_Work required_
Count every line below in which "timpului" occurs, then give only the count.

— START Data provided —

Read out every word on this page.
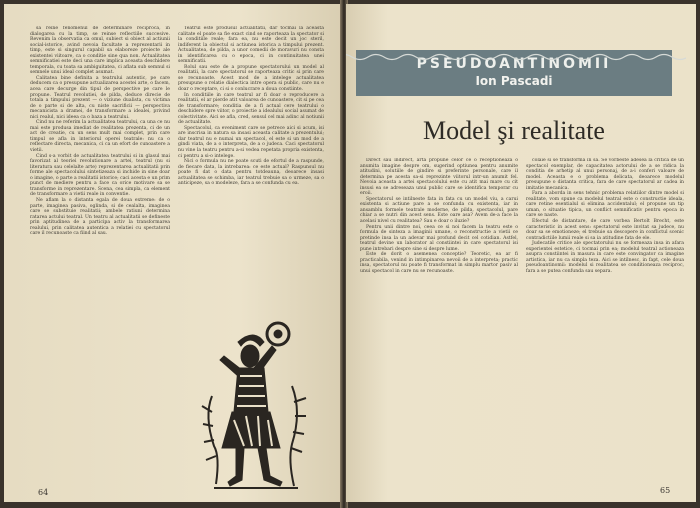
sa reine fenomenul de determinare reciproca, in dialogarea cu la timp, se reinse reflectiile succesive. Revenim la observatia ca omul, subiect si obiect al actiunii social-istorice, avind nevoia facultate a reprezentarii in timp, este si singurul capabil sa elaboreze proiecte ale existentei viitoare, ca o conditie sine qua non. Actualitatea semnificatiei este deci una care implica aceasta deschidere temporala, cu toata sa ambiguitatea, ci aflata sub semnul si semnele unui ideal complet asumat.

Calitatea bine definita a teatrului autentic, pe care deducem ca o presupune actualizarea acestei arte, o facem, acea care decurge din tipul de perspective pe care le propune. Teatrul revolutiei, de pilda, deduce direcie de totala a timpului prezent — o viziune dualista, cu victima de o parte si de alta, cu niste sacrificii — perspectiva mecanicista a dramei, de transformare a idealei, privind nici realul, nici ideea ca o baza a teatrului.

Cind nu ne referim la actualitatea teatrului, ca una ce nu mai este produsa imediat de realitatea prezenta, ci de un act de creatie, cu un sens mult mai complet, prin care timpul se afla in interiorul operei teatrale: nu ca o reflectare directa, mecanica, ci ca un efort de cunoastere a vietii.

Cind s-a vorbit de actualitatea teatrului si in glasul mai favorizat al teoriei revolutionare a artei, teatrul (nu si literatura sau celelalte arte) reprezentarea actualitatii prin forme ale spectacolului sintetizeaza si inchide in sine doar o imagine, o parte a realitatii istorice; caci acesta e un prim punct de mediere pentru a face ca orice motivare sa se transforme in reprezentare. Scena, cea simpla, ca element de transformare a vietii reale in conventie.

Ne aflam la o distanta egala de doua extreme: de o parte, imaginea pasiva, oglinda, si de cealalta, imaginea care se substituie realitatii; ambele ratiuni determina ratarea actului teatral. Un teatru al actualitatii se defineste prin aptitudinea de a participa activ la transformarea realului, prin calitatea autentica a relatiei cu spectatorul care il recunoaste ca fiind al sau.

Teatrul este produsul actualitatii, dar tocmai la aceasta calitate el poate sa fie exact cind se raporteaza la spectator si la conditiile reale; fara ea, nu este decit un joc steril, indiferent la obiectul si actiunea istorica a timpului prezent. Actualitatea, de pilda, a unor comedii de moravuri nu consta in identificarea cu o epoca, ci in continuitatea unei semnificatii.

Rolul sau este de a propune spectatorului un model al realitatii, la care spectatorul se raporteaza critic si prin care se recunoaste. Acest mod de a intelege actualitatea presupune o relatie dialectica intre opera si public, care nu e doar o receptare, ci si o conlucrare a doua constiinte.

In conditiile in care teatrul ar fi doar o reproducere a realitatii, el ar pierde atit valoarea de cunoastere, cit si pe cea de transformare; conditia de a fi actual cere teatrului o deschidere spre viitor, o proiectie a idealului social asumat de colectivitate. Aici se afla, cred, sensul cel mai adinc al notiunii de actualitate.

Spectacolul, ca eveniment care se petrece aici si acum, isi are inscrisa in natura sa insasi aceasta calitate a prezentului; dar teatrul nu e numai un spectacol, el este si un mod de a gindi viata, de a o interpreta, de a o judeca. Caci spectatorul nu vine la teatru pentru a-si vedea repetata propria existenta, ci pentru a si-o intelege.

Nici o formula nu ne poate scuti de efortul de a raspunde, de fiecare data, la intrebarea: ce este actual? Raspunsul nu poate fi dat o data pentru totdeauna, deoarece insasi actualitatea se schimba, iar teatrul trebuie sa o urmeze, sa o anticipeze, sa o modeleze, fara a se confunda cu ea.

64
PSEUDOANTINOMII
Ion Pascadi
Model şi realitate

Direct sau indirect, arta propune celor ce o receptioneaza o anumita imagine despre om, sugerind optiunea pentru anumite atitudini, solutiile de gindire si preferinte personale, care il determina pe acesta sa-si reprezinte viitorul intr-un anumit fel. Nevoia aceasta a artei spectacolului este cu atit mai mare cu cit insusi ea se adreseaza unui public care se identifica temporar cu eroii.

Spectatorul se intilneste fata in fata cu un model viu, a carui existenta si actiune pare a se confunda cu existenta, iar in ansamblu formele teatrale moderne, de pilda, spectacolul, pare chiar a se nutri din acest sens. Este oare asa? Avem de-a face la acelasi nivel cu realitatea? Sau e doar o iluzie?

Pentru unii dintre noi, ceea ce si noi facem la teatru este o formula de sinteza a imaginii umane, o reconstructie a vietii ce pretinde insa la un adevar mai profund decit cel cotidian. Astfel, teatrul devine un laborator al constiintei in care spectatorul isi pune intrebari despre sine si despre lume.

Este de dorit o asemenea conceptie? Teoretic, ea ar fi practicabila, venind in intimpinarea nevoii de a interpreta; practic insa, spectatorul nu poate fi transformat in simplu martor pasiv al unui spectacol in care nu se recunoaste.

colaie si se transforma in sa. Se vorbeste adesea la critica de un spectacol exemplar, de capacitatea actorului de a se ridica la conditia de arhetip al unui personaj, de a-i conferi valoare de model. Aceasta e o problema delicata, deoarece modelul presupune o distanta critica, fara de care spectatorul ar cadea in imitatie mecanica.

Fara a aborda in sens tehnic problema relatiilor dintre model si realitate, vom spune ca modelul teatral este o constructie ideala, care retine esentialul si elimina accidentalul; el propune un tip uman, o situatie tipica, un conflict semnificativ pentru epoca in care se naste.

Efectul de distantare, de care vorbea Bertolt Brecht, este caracteristic in acest sens: spectatorul este invitat sa judece, nu doar sa se emotioneze; el trebuie sa descopere in conflictul scenic contradictiile lumii reale si sa ia atitudine fata de ele.

Judecatile critice ale spectatorului nu se formeaza insa in afara experientei estetice, ci tocmai prin ea; modelul teatral actioneaza asupra constiintei in masura in care este convingator ca imagine artistica, iar nu ca simpla teza. Aici se intilnesc, in fapt, cele doua pseudoantinomii: modelul si realitatea se conditioneaza reciproc, fara a se putea confunda sau separa.

65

— END Data provided —

_Written solution_
2